# Start of Record extracts

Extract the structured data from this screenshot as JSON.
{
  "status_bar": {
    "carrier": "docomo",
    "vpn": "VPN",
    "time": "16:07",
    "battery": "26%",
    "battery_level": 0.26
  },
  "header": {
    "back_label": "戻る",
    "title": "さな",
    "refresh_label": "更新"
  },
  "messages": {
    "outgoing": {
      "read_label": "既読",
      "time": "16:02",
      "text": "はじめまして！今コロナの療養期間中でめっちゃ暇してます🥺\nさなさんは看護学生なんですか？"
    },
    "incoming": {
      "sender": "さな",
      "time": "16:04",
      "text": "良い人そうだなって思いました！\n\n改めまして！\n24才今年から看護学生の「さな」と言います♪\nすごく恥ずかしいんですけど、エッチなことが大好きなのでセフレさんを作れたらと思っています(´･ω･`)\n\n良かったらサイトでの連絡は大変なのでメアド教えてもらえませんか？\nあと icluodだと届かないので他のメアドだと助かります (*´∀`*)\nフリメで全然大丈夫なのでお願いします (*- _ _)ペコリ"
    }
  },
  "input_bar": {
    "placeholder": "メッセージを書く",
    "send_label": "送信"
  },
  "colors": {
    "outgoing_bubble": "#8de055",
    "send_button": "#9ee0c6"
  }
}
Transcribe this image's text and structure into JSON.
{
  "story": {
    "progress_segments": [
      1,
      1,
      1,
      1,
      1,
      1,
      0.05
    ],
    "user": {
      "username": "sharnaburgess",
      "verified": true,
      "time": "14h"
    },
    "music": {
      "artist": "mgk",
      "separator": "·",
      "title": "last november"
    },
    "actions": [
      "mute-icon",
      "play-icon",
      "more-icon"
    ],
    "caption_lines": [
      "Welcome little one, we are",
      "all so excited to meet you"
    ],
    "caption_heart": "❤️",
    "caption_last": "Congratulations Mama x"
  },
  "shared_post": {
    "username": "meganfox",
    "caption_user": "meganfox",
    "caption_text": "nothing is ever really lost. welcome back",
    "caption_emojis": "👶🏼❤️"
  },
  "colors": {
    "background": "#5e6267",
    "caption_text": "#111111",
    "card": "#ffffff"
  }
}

# End of Record extracts

» **What to do**
Every entry should be printed again exactly as written.

» **Output for this task**
Extract the structured data from this screenshot as JSON.
{
  "status_bar": {
    "carrier": "docomo",
    "vpn": "VPN",
    "time": "16:07",
    "battery": "26%",
    "battery_level": 0.26
  },
  "header": {
    "back_label": "戻る",
    "title": "さな",
    "refresh_label": "更新"
  },
  "messages": {
    "outgoing": {
      "read_label": "既読",
      "time": "16:02",
      "text": "はじめまして！今コロナの療養期間中でめっちゃ暇してます🥺\nさなさんは看護学生なんですか？"
    },
    "incoming": {
      "sender": "さな",
      "time": "16:04",
      "text": "良い人そうだなって思いました！\n\n改めまして！\n24才今年から看護学生の「さな」と言います♪\nすごく恥ずかしいんですけど、エッチなことが大好きなのでセフレさんを作れたらと思っています(´･ω･`)\n\n良かったらサイトでの連絡は大変なのでメアド教えてもらえませんか？\nあと icluodだと届かないので他のメアドだと助かります (*´∀`*)\nフリメで全然大丈夫なのでお願いします (*- _ _)ペコリ"
    }
  },
  "input_bar": {
    "placeholder": "メッセージを書く",
    "send_label": "送信"
  },
  "colors": {
    "outgoing_bubble": "#8de055",
    "send_button": "#9ee0c6"
  }
}
Transcribe this image's text and structure into JSON.
{
  "story": {
    "progress_segments": [
      1,
      1,
      1,
      1,
      1,
      1,
      0.05
    ],
    "user": {
      "username": "sharnaburgess",
      "verified": true,
      "time": "14h"
    },
    "music": {
      "artist": "mgk",
      "separator": "·",
      "title": "last november"
    },
    "actions": [
      "mute-icon",
      "play-icon",
      "more-icon"
    ],
    "caption_lines": [
      "Welcome little one, we are",
      "all so excited to meet you"
    ],
    "caption_heart": "❤️",
    "caption_last": "Congratulations Mama x"
  },
  "shared_post": {
    "username": "meganfox",
    "caption_user": "meganfox",
    "caption_text": "nothing is ever really lost. welcome back",
    "caption_emojis": "👶🏼❤️"
  },
  "colors": {
    "background": "#5e6267",
    "caption_text": "#111111",
    "card": "#ffffff"
  }
}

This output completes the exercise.